_Information shown:_
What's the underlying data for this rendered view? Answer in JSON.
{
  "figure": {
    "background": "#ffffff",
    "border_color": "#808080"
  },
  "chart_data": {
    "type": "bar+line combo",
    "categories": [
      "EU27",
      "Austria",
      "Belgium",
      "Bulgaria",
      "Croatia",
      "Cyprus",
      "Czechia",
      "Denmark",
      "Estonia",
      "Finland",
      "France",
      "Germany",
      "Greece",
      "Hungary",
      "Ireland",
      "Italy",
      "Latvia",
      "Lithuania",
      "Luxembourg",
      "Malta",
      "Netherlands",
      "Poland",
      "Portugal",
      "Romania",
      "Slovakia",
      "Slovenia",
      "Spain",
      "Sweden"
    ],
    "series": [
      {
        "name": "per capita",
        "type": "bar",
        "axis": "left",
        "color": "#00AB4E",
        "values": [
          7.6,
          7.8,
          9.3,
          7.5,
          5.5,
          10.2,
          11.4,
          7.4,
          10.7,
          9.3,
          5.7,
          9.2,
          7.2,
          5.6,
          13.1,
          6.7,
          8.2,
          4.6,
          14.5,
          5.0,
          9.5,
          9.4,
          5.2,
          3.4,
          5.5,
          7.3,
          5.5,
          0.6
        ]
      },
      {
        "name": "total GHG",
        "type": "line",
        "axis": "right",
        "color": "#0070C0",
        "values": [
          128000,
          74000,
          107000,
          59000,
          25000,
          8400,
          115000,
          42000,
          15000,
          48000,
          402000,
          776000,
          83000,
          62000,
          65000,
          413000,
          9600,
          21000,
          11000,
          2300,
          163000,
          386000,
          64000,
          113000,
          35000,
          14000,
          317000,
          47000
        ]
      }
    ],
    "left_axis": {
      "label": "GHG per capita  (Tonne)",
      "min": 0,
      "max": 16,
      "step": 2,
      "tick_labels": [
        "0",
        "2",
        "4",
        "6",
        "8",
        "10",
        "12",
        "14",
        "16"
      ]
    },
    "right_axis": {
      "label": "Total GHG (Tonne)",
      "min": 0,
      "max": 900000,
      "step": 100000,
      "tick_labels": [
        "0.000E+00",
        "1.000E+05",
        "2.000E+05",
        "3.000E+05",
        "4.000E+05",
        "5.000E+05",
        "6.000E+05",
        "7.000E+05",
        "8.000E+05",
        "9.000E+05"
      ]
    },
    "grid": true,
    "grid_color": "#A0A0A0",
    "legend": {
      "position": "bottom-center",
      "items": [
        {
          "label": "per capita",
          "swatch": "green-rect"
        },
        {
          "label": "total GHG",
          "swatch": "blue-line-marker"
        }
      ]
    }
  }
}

_What you should do:_
Reproduce the listing in full. Keep it exactly as written.

_Result:_
What's the underlying data for this rendered view? Answer in JSON.
{
  "figure": {
    "background": "#ffffff",
    "border_color": "#808080"
  },
  "chart_data": {
    "type": "bar+line combo",
    "categories": [
      "EU27",
      "Austria",
      "Belgium",
      "Bulgaria",
      "Croatia",
      "Cyprus",
      "Czechia",
      "Denmark",
      "Estonia",
      "Finland",
      "France",
      "Germany",
      "Greece",
      "Hungary",
      "Ireland",
      "Italy",
      "Latvia",
      "Lithuania",
      "Luxembourg",
      "Malta",
      "Netherlands",
      "Poland",
      "Portugal",
      "Romania",
      "Slovakia",
      "Slovenia",
      "Spain",
      "Sweden"
    ],
    "series": [
      {
        "name": "per capita",
        "type": "bar",
        "axis": "left",
        "color": "#00AB4E",
        "values": [
          7.6,
          7.8,
          9.3,
          7.5,
          5.5,
          10.2,
          11.4,
          7.4,
          10.7,
          9.3,
          5.7,
          9.2,
          7.2,
          5.6,
          13.1,
          6.7,
          8.2,
          4.6,
          14.5,
          5.0,
          9.5,
          9.4,
          5.2,
          3.4,
          5.5,
          7.3,
          5.5,
          0.6
        ]
      },
      {
        "name": "total GHG",
        "type": "line",
        "axis": "right",
        "color": "#0070C0",
        "values": [
          128000,
          74000,
          107000,
          59000,
          25000,
          8400,
          115000,
          42000,
          15000,
          48000,
          402000,
          776000,
          83000,
          62000,
          65000,
          413000,
          9600,
          21000,
          11000,
          2300,
          163000,
          386000,
          64000,
          113000,
          35000,
          14000,
          317000,
          47000
        ]
      }
    ],
    "left_axis": {
      "label": "GHG per capita  (Tonne)",
      "min": 0,
      "max": 16,
      "step": 2,
      "tick_labels": [
        "0",
        "2",
        "4",
        "6",
        "8",
        "10",
        "12",
        "14",
        "16"
      ]
    },
    "right_axis": {
      "label": "Total GHG (Tonne)",
      "min": 0,
      "max": 900000,
      "step": 100000,
      "tick_labels": [
        "0.000E+00",
        "1.000E+05",
        "2.000E+05",
        "3.000E+05",
        "4.000E+05",
        "5.000E+05",
        "6.000E+05",
        "7.000E+05",
        "8.000E+05",
        "9.000E+05"
      ]
    },
    "grid": true,
    "grid_color": "#A0A0A0",
    "legend": {
      "position": "bottom-center",
      "items": [
        {
          "label": "per capita",
          "swatch": "green-rect"
        },
        {
          "label": "total GHG",
          "swatch": "blue-line-marker"
        }
      ]
    }
  }
}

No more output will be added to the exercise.